**WRITTEN PROBLEM:** Set down all of the entries word for word, omitting the images they contain.

--- Begin AVAILABLE RECORDS ---

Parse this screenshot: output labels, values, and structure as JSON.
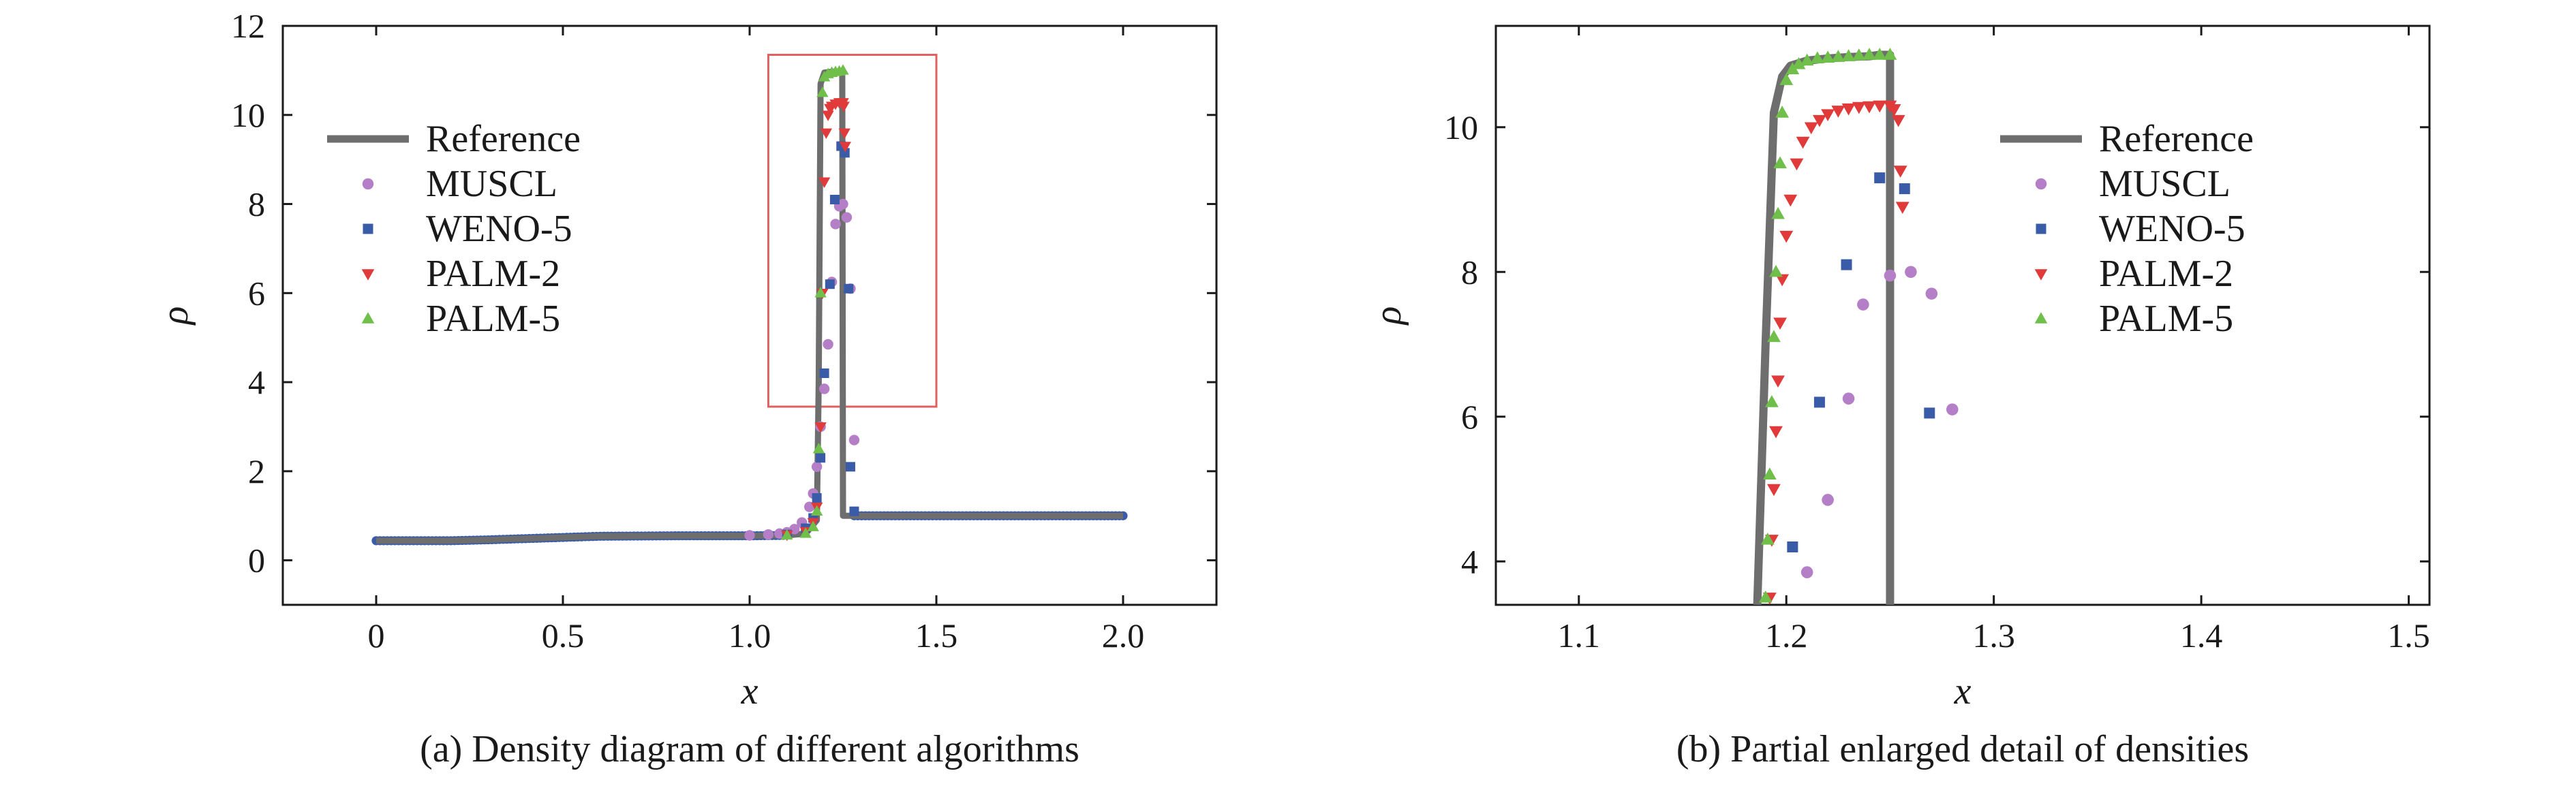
{
  "chart_data": [
    {
      "type": "scatter",
      "caption": "(a) Density diagram of different algorithms",
      "xlabel": "x",
      "ylabel": "ρ",
      "xlim": [
        -0.25,
        2.25
      ],
      "ylim": [
        -1,
        12
      ],
      "xticks": [
        0,
        0.5,
        1.0,
        1.5,
        2.0
      ],
      "xtick_labels": [
        "0",
        "0.5",
        "1.0",
        "1.5",
        "2.0"
      ],
      "yticks": [
        0,
        2,
        4,
        6,
        8,
        10,
        12
      ],
      "ytick_labels": [
        "0",
        "2",
        "4",
        "6",
        "8",
        "10",
        "12"
      ],
      "grid": false,
      "legend_position": "upper-left",
      "zoom_box": {
        "x": [
          1.05,
          1.5
        ],
        "y": [
          3.45,
          11.35
        ],
        "color": "#e06060"
      },
      "series": [
        {
          "name": "Reference",
          "style": "line",
          "color": "#6e6e6e",
          "x": [
            0,
            0.2,
            0.3,
            0.45,
            0.6,
            0.8,
            1.0,
            1.1,
            1.15,
            1.18,
            1.185,
            1.19,
            1.2,
            1.22,
            1.24,
            1.245,
            1.248,
            1.25,
            1.252,
            1.255,
            1.3,
            1.6,
            2.0
          ],
          "y": [
            0.44,
            0.44,
            0.46,
            0.5,
            0.54,
            0.55,
            0.55,
            0.56,
            0.6,
            0.9,
            4.0,
            10.7,
            10.95,
            10.97,
            10.98,
            10.99,
            11.0,
            1.0,
            1.0,
            1.0,
            1.0,
            1.0,
            1.0
          ]
        },
        {
          "name": "MUSCL",
          "style": "marker",
          "marker": "circle",
          "color": "#b57fc8",
          "x": [
            1.0,
            1.05,
            1.08,
            1.1,
            1.12,
            1.14,
            1.16,
            1.17,
            1.18,
            1.19,
            1.2,
            1.21,
            1.22,
            1.23,
            1.24,
            1.25,
            1.26,
            1.27,
            1.28
          ],
          "y": [
            0.56,
            0.58,
            0.6,
            0.63,
            0.7,
            0.85,
            1.2,
            1.5,
            2.1,
            3.0,
            3.85,
            4.85,
            6.25,
            7.55,
            7.95,
            8.0,
            7.7,
            6.1,
            2.7
          ]
        },
        {
          "name": "WENO-5",
          "style": "marker",
          "marker": "square",
          "color": "#3a5ca8",
          "x": [
            1.1,
            1.15,
            1.17,
            1.18,
            1.19,
            1.2,
            1.215,
            1.228,
            1.245,
            1.255,
            1.265,
            1.27,
            1.28
          ],
          "y": [
            0.58,
            0.72,
            0.95,
            1.4,
            2.3,
            4.2,
            6.2,
            8.1,
            9.3,
            9.15,
            6.1,
            2.1,
            1.1
          ]
        },
        {
          "name": "PALM-2",
          "style": "marker",
          "marker": "triangle-down",
          "color": "#e03a3a",
          "x": [
            1.1,
            1.15,
            1.17,
            1.18,
            1.19,
            1.195,
            1.2,
            1.205,
            1.21,
            1.215,
            1.22,
            1.23,
            1.24,
            1.25,
            1.252,
            1.254,
            1.256
          ],
          "y": [
            0.57,
            0.65,
            0.85,
            1.2,
            3.0,
            6.0,
            8.5,
            9.6,
            10.0,
            10.15,
            10.2,
            10.25,
            10.28,
            10.28,
            10.2,
            9.6,
            9.3
          ]
        },
        {
          "name": "PALM-5",
          "style": "marker",
          "marker": "triangle-up",
          "color": "#6fbf4a",
          "x": [
            1.1,
            1.15,
            1.17,
            1.18,
            1.185,
            1.19,
            1.195,
            1.2,
            1.21,
            1.22,
            1.23,
            1.24,
            1.25
          ],
          "y": [
            0.56,
            0.6,
            0.75,
            1.1,
            2.5,
            6.0,
            10.5,
            10.85,
            10.92,
            10.95,
            10.97,
            10.98,
            11.0
          ]
        }
      ]
    },
    {
      "type": "scatter",
      "caption": "(b) Partial enlarged detail of densities",
      "xlabel": "x",
      "ylabel": "ρ",
      "xlim": [
        1.06,
        1.51
      ],
      "ylim": [
        3.4,
        11.4
      ],
      "xticks": [
        1.1,
        1.2,
        1.3,
        1.4,
        1.5
      ],
      "xtick_labels": [
        "1.1",
        "1.2",
        "1.3",
        "1.4",
        "1.5"
      ],
      "yticks": [
        4,
        6,
        8,
        10
      ],
      "ytick_labels": [
        "4",
        "6",
        "8",
        "10"
      ],
      "grid": false,
      "legend_position": "upper-right",
      "series": [
        {
          "name": "Reference",
          "style": "line",
          "color": "#6e6e6e",
          "x": [
            1.186,
            1.19,
            1.194,
            1.198,
            1.202,
            1.21,
            1.22,
            1.23,
            1.24,
            1.245,
            1.248,
            1.25,
            1.25
          ],
          "y": [
            3.4,
            7.0,
            10.2,
            10.7,
            10.85,
            10.92,
            10.95,
            10.97,
            10.98,
            11.0,
            11.0,
            11.0,
            3.4
          ]
        },
        {
          "name": "MUSCL",
          "style": "marker",
          "marker": "circle",
          "color": "#b57fc8",
          "x": [
            1.21,
            1.22,
            1.23,
            1.237,
            1.25,
            1.26,
            1.27,
            1.28
          ],
          "y": [
            3.85,
            4.85,
            6.25,
            7.55,
            7.95,
            8.0,
            7.7,
            6.1
          ]
        },
        {
          "name": "WENO-5",
          "style": "marker",
          "marker": "square",
          "color": "#3a5ca8",
          "x": [
            1.203,
            1.216,
            1.229,
            1.245,
            1.257,
            1.269
          ],
          "y": [
            4.2,
            6.2,
            8.1,
            9.3,
            9.15,
            6.05
          ]
        },
        {
          "name": "PALM-2",
          "style": "marker",
          "marker": "triangle-down",
          "color": "#e03a3a",
          "x": [
            1.192,
            1.193,
            1.194,
            1.195,
            1.196,
            1.197,
            1.198,
            1.2,
            1.202,
            1.205,
            1.208,
            1.212,
            1.216,
            1.22,
            1.225,
            1.23,
            1.235,
            1.24,
            1.245,
            1.25,
            1.252,
            1.254,
            1.255,
            1.256
          ],
          "y": [
            3.5,
            4.3,
            5.0,
            5.8,
            6.5,
            7.3,
            7.9,
            8.5,
            9.0,
            9.5,
            9.8,
            10.0,
            10.1,
            10.18,
            10.23,
            10.26,
            10.28,
            10.29,
            10.3,
            10.3,
            10.25,
            10.1,
            9.4,
            8.9
          ]
        },
        {
          "name": "PALM-5",
          "style": "marker",
          "marker": "triangle-up",
          "color": "#6fbf4a",
          "x": [
            1.19,
            1.191,
            1.192,
            1.193,
            1.194,
            1.195,
            1.196,
            1.197,
            1.198,
            1.2,
            1.203,
            1.206,
            1.21,
            1.215,
            1.22,
            1.225,
            1.23,
            1.235,
            1.24,
            1.245,
            1.25
          ],
          "y": [
            3.5,
            4.3,
            5.2,
            6.2,
            7.1,
            8.0,
            8.8,
            9.5,
            10.2,
            10.65,
            10.8,
            10.87,
            10.92,
            10.95,
            10.96,
            10.97,
            10.98,
            10.99,
            11.0,
            11.0,
            11.0
          ]
        }
      ]
    }
  ]
}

--- End AVAILABLE RECORDS ---

**RESULT FOR THIS EXERCISE:**
Parse this screenshot: output labels, values, and structure as JSON.
{
  "chart_data": [
    {
      "type": "scatter",
      "caption": "(a) Density diagram of different algorithms",
      "xlabel": "x",
      "ylabel": "ρ",
      "xlim": [
        -0.25,
        2.25
      ],
      "ylim": [
        -1,
        12
      ],
      "xticks": [
        0,
        0.5,
        1.0,
        1.5,
        2.0
      ],
      "xtick_labels": [
        "0",
        "0.5",
        "1.0",
        "1.5",
        "2.0"
      ],
      "yticks": [
        0,
        2,
        4,
        6,
        8,
        10,
        12
      ],
      "ytick_labels": [
        "0",
        "2",
        "4",
        "6",
        "8",
        "10",
        "12"
      ],
      "grid": false,
      "legend_position": "upper-left",
      "zoom_box": {
        "x": [
          1.05,
          1.5
        ],
        "y": [
          3.45,
          11.35
        ],
        "color": "#e06060"
      },
      "series": [
        {
          "name": "Reference",
          "style": "line",
          "color": "#6e6e6e",
          "x": [
            0,
            0.2,
            0.3,
            0.45,
            0.6,
            0.8,
            1.0,
            1.1,
            1.15,
            1.18,
            1.185,
            1.19,
            1.2,
            1.22,
            1.24,
            1.245,
            1.248,
            1.25,
            1.252,
            1.255,
            1.3,
            1.6,
            2.0
          ],
          "y": [
            0.44,
            0.44,
            0.46,
            0.5,
            0.54,
            0.55,
            0.55,
            0.56,
            0.6,
            0.9,
            4.0,
            10.7,
            10.95,
            10.97,
            10.98,
            10.99,
            11.0,
            1.0,
            1.0,
            1.0,
            1.0,
            1.0,
            1.0
          ]
        },
        {
          "name": "MUSCL",
          "style": "marker",
          "marker": "circle",
          "color": "#b57fc8",
          "x": [
            1.0,
            1.05,
            1.08,
            1.1,
            1.12,
            1.14,
            1.16,
            1.17,
            1.18,
            1.19,
            1.2,
            1.21,
            1.22,
            1.23,
            1.24,
            1.25,
            1.26,
            1.27,
            1.28
          ],
          "y": [
            0.56,
            0.58,
            0.6,
            0.63,
            0.7,
            0.85,
            1.2,
            1.5,
            2.1,
            3.0,
            3.85,
            4.85,
            6.25,
            7.55,
            7.95,
            8.0,
            7.7,
            6.1,
            2.7
          ]
        },
        {
          "name": "WENO-5",
          "style": "marker",
          "marker": "square",
          "color": "#3a5ca8",
          "x": [
            1.1,
            1.15,
            1.17,
            1.18,
            1.19,
            1.2,
            1.215,
            1.228,
            1.245,
            1.255,
            1.265,
            1.27,
            1.28
          ],
          "y": [
            0.58,
            0.72,
            0.95,
            1.4,
            2.3,
            4.2,
            6.2,
            8.1,
            9.3,
            9.15,
            6.1,
            2.1,
            1.1
          ]
        },
        {
          "name": "PALM-2",
          "style": "marker",
          "marker": "triangle-down",
          "color": "#e03a3a",
          "x": [
            1.1,
            1.15,
            1.17,
            1.18,
            1.19,
            1.195,
            1.2,
            1.205,
            1.21,
            1.215,
            1.22,
            1.23,
            1.24,
            1.25,
            1.252,
            1.254,
            1.256
          ],
          "y": [
            0.57,
            0.65,
            0.85,
            1.2,
            3.0,
            6.0,
            8.5,
            9.6,
            10.0,
            10.15,
            10.2,
            10.25,
            10.28,
            10.28,
            10.2,
            9.6,
            9.3
          ]
        },
        {
          "name": "PALM-5",
          "style": "marker",
          "marker": "triangle-up",
          "color": "#6fbf4a",
          "x": [
            1.1,
            1.15,
            1.17,
            1.18,
            1.185,
            1.19,
            1.195,
            1.2,
            1.21,
            1.22,
            1.23,
            1.24,
            1.25
          ],
          "y": [
            0.56,
            0.6,
            0.75,
            1.1,
            2.5,
            6.0,
            10.5,
            10.85,
            10.92,
            10.95,
            10.97,
            10.98,
            11.0
          ]
        }
      ]
    },
    {
      "type": "scatter",
      "caption": "(b) Partial enlarged detail of densities",
      "xlabel": "x",
      "ylabel": "ρ",
      "xlim": [
        1.06,
        1.51
      ],
      "ylim": [
        3.4,
        11.4
      ],
      "xticks": [
        1.1,
        1.2,
        1.3,
        1.4,
        1.5
      ],
      "xtick_labels": [
        "1.1",
        "1.2",
        "1.3",
        "1.4",
        "1.5"
      ],
      "yticks": [
        4,
        6,
        8,
        10
      ],
      "ytick_labels": [
        "4",
        "6",
        "8",
        "10"
      ],
      "grid": false,
      "legend_position": "upper-right",
      "series": [
        {
          "name": "Reference",
          "style": "line",
          "color": "#6e6e6e",
          "x": [
            1.186,
            1.19,
            1.194,
            1.198,
            1.202,
            1.21,
            1.22,
            1.23,
            1.24,
            1.245,
            1.248,
            1.25,
            1.25
          ],
          "y": [
            3.4,
            7.0,
            10.2,
            10.7,
            10.85,
            10.92,
            10.95,
            10.97,
            10.98,
            11.0,
            11.0,
            11.0,
            3.4
          ]
        },
        {
          "name": "MUSCL",
          "style": "marker",
          "marker": "circle",
          "color": "#b57fc8",
          "x": [
            1.21,
            1.22,
            1.23,
            1.237,
            1.25,
            1.26,
            1.27,
            1.28
          ],
          "y": [
            3.85,
            4.85,
            6.25,
            7.55,
            7.95,
            8.0,
            7.7,
            6.1
          ]
        },
        {
          "name": "WENO-5",
          "style": "marker",
          "marker": "square",
          "color": "#3a5ca8",
          "x": [
            1.203,
            1.216,
            1.229,
            1.245,
            1.257,
            1.269
          ],
          "y": [
            4.2,
            6.2,
            8.1,
            9.3,
            9.15,
            6.05
          ]
        },
        {
          "name": "PALM-2",
          "style": "marker",
          "marker": "triangle-down",
          "color": "#e03a3a",
          "x": [
            1.192,
            1.193,
            1.194,
            1.195,
            1.196,
            1.197,
            1.198,
            1.2,
            1.202,
            1.205,
            1.208,
            1.212,
            1.216,
            1.22,
            1.225,
            1.23,
            1.235,
            1.24,
            1.245,
            1.25,
            1.252,
            1.254,
            1.255,
            1.256
          ],
          "y": [
            3.5,
            4.3,
            5.0,
            5.8,
            6.5,
            7.3,
            7.9,
            8.5,
            9.0,
            9.5,
            9.8,
            10.0,
            10.1,
            10.18,
            10.23,
            10.26,
            10.28,
            10.29,
            10.3,
            10.3,
            10.25,
            10.1,
            9.4,
            8.9
          ]
        },
        {
          "name": "PALM-5",
          "style": "marker",
          "marker": "triangle-up",
          "color": "#6fbf4a",
          "x": [
            1.19,
            1.191,
            1.192,
            1.193,
            1.194,
            1.195,
            1.196,
            1.197,
            1.198,
            1.2,
            1.203,
            1.206,
            1.21,
            1.215,
            1.22,
            1.225,
            1.23,
            1.235,
            1.24,
            1.245,
            1.25
          ],
          "y": [
            3.5,
            4.3,
            5.2,
            6.2,
            7.1,
            8.0,
            8.8,
            9.5,
            10.2,
            10.65,
            10.8,
            10.87,
            10.92,
            10.95,
            10.96,
            10.97,
            10.98,
            10.99,
            11.0,
            11.0,
            11.0
          ]
        }
      ]
    }
  ]
}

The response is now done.